▶ **Exercise aim**: Extract each line of the data below exactly as written.

▶ **Provided entries**:
•••
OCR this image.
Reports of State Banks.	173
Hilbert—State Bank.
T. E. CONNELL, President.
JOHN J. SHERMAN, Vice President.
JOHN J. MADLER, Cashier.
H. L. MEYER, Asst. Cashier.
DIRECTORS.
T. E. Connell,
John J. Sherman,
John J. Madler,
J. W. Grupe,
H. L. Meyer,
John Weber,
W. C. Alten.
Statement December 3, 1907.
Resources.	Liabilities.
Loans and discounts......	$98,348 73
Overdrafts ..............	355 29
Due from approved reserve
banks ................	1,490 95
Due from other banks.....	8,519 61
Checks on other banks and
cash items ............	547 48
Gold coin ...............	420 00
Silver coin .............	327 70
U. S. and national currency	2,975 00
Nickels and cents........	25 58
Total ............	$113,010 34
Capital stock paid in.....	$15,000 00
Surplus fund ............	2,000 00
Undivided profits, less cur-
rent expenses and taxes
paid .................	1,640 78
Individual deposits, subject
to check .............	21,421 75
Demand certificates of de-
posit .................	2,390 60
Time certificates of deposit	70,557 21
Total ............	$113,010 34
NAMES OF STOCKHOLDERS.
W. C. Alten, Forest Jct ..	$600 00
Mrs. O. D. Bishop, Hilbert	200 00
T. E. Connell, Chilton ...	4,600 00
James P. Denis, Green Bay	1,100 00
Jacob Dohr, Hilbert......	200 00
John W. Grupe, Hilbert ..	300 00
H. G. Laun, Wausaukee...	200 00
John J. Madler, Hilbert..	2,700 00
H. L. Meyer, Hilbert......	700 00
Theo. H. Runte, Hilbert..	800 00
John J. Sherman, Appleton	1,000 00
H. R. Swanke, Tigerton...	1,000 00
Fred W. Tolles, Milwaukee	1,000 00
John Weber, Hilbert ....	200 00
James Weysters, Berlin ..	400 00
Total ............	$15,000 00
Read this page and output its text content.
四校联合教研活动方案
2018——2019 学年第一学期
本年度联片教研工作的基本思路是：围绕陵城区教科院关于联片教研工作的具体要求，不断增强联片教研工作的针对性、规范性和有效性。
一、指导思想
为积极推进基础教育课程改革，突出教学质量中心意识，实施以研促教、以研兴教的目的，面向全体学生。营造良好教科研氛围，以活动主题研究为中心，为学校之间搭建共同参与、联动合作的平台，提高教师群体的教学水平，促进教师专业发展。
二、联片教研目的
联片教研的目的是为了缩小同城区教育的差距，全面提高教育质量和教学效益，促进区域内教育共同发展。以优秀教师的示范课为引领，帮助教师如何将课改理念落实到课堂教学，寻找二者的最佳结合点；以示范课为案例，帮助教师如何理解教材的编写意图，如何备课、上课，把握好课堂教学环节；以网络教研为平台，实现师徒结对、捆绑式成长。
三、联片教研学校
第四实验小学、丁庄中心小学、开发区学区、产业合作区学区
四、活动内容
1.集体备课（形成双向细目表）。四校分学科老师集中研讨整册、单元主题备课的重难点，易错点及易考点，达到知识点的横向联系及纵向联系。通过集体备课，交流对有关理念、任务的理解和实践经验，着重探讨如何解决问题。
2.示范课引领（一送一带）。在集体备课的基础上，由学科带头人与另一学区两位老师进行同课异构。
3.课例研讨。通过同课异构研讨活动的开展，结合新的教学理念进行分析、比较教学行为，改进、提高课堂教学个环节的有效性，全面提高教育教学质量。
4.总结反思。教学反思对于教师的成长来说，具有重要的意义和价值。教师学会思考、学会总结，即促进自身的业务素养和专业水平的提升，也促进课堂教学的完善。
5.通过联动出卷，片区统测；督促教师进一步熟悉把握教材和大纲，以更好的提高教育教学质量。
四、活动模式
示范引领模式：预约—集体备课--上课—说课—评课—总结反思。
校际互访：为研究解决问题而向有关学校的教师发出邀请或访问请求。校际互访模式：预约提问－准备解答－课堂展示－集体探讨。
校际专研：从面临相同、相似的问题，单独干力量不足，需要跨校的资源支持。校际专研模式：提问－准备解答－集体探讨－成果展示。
•••
▶ **Response**:
OCR this image.
Reports of State Banks.	173
Hilbert—State Bank.
T. E. CONNELL, President.
JOHN J. SHERMAN, Vice President.
JOHN J. MADLER, Cashier.
H. L. MEYER, Asst. Cashier.
DIRECTORS.
T. E. Connell,
John J. Sherman,
John J. Madler,
J. W. Grupe,
H. L. Meyer,
John Weber,
W. C. Alten.
Statement December 3, 1907.
Resources.	Liabilities.
Loans and discounts......	$98,348 73
Overdrafts ..............	355 29
Due from approved reserve
banks ................	1,490 95
Due from other banks.....	8,519 61
Checks on other banks and
cash items ............	547 48
Gold coin ...............	420 00
Silver coin .............	327 70
U. S. and national currency	2,975 00
Nickels and cents........	25 58
Total ............	$113,010 34
Capital stock paid in.....	$15,000 00
Surplus fund ............	2,000 00
Undivided profits, less cur-
rent expenses and taxes
paid .................	1,640 78
Individual deposits, subject
to check .............	21,421 75
Demand certificates of de-
posit .................	2,390 60
Time certificates of deposit	70,557 21
Total ............	$113,010 34
NAMES OF STOCKHOLDERS.
W. C. Alten, Forest Jct ..	$600 00
Mrs. O. D. Bishop, Hilbert	200 00
T. E. Connell, Chilton ...	4,600 00
James P. Denis, Green Bay	1,100 00
Jacob Dohr, Hilbert......	200 00
John W. Grupe, Hilbert ..	300 00
H. G. Laun, Wausaukee...	200 00
John J. Madler, Hilbert..	2,700 00
H. L. Meyer, Hilbert......	700 00
Theo. H. Runte, Hilbert..	800 00
John J. Sherman, Appleton	1,000 00
H. R. Swanke, Tigerton...	1,000 00
Fred W. Tolles, Milwaukee	1,000 00
John Weber, Hilbert ....	200 00
James Weysters, Berlin ..	400 00
Total ............	$15,000 00
Read this page and output its text content.
四校联合教研活动方案
2018——2019 学年第一学期
本年度联片教研工作的基本思路是：围绕陵城区教科院关于联片教研工作的具体要求，不断增强联片教研工作的针对性、规范性和有效性。
一、指导思想
为积极推进基础教育课程改革，突出教学质量中心意识，实施以研促教、以研兴教的目的，面向全体学生。营造良好教科研氛围，以活动主题研究为中心，为学校之间搭建共同参与、联动合作的平台，提高教师群体的教学水平，促进教师专业发展。
二、联片教研目的
联片教研的目的是为了缩小同城区教育的差距，全面提高教育质量和教学效益，促进区域内教育共同发展。以优秀教师的示范课为引领，帮助教师如何将课改理念落实到课堂教学，寻找二者的最佳结合点；以示范课为案例，帮助教师如何理解教材的编写意图，如何备课、上课，把握好课堂教学环节；以网络教研为平台，实现师徒结对、捆绑式成长。
三、联片教研学校
第四实验小学、丁庄中心小学、开发区学区、产业合作区学区
四、活动内容
1.集体备课（形成双向细目表）。四校分学科老师集中研讨整册、单元主题备课的重难点，易错点及易考点，达到知识点的横向联系及纵向联系。通过集体备课，交流对有关理念、任务的理解和实践经验，着重探讨如何解决问题。
2.示范课引领（一送一带）。在集体备课的基础上，由学科带头人与另一学区两位老师进行同课异构。
3.课例研讨。通过同课异构研讨活动的开展，结合新的教学理念进行分析、比较教学行为，改进、提高课堂教学个环节的有效性，全面提高教育教学质量。
4.总结反思。教学反思对于教师的成长来说，具有重要的意义和价值。教师学会思考、学会总结，即促进自身的业务素养和专业水平的提升，也促进课堂教学的完善。
5.通过联动出卷，片区统测；督促教师进一步熟悉把握教材和大纲，以更好的提高教育教学质量。
四、活动模式
示范引领模式：预约—集体备课--上课—说课—评课—总结反思。
校际互访：为研究解决问题而向有关学校的教师发出邀请或访问请求。校际互访模式：预约提问－准备解答－课堂展示－集体探讨。
校际专研：从面临相同、相似的问题，单独干力量不足，需要跨校的资源支持。校际专研模式：提问－准备解答－集体探讨－成果展示。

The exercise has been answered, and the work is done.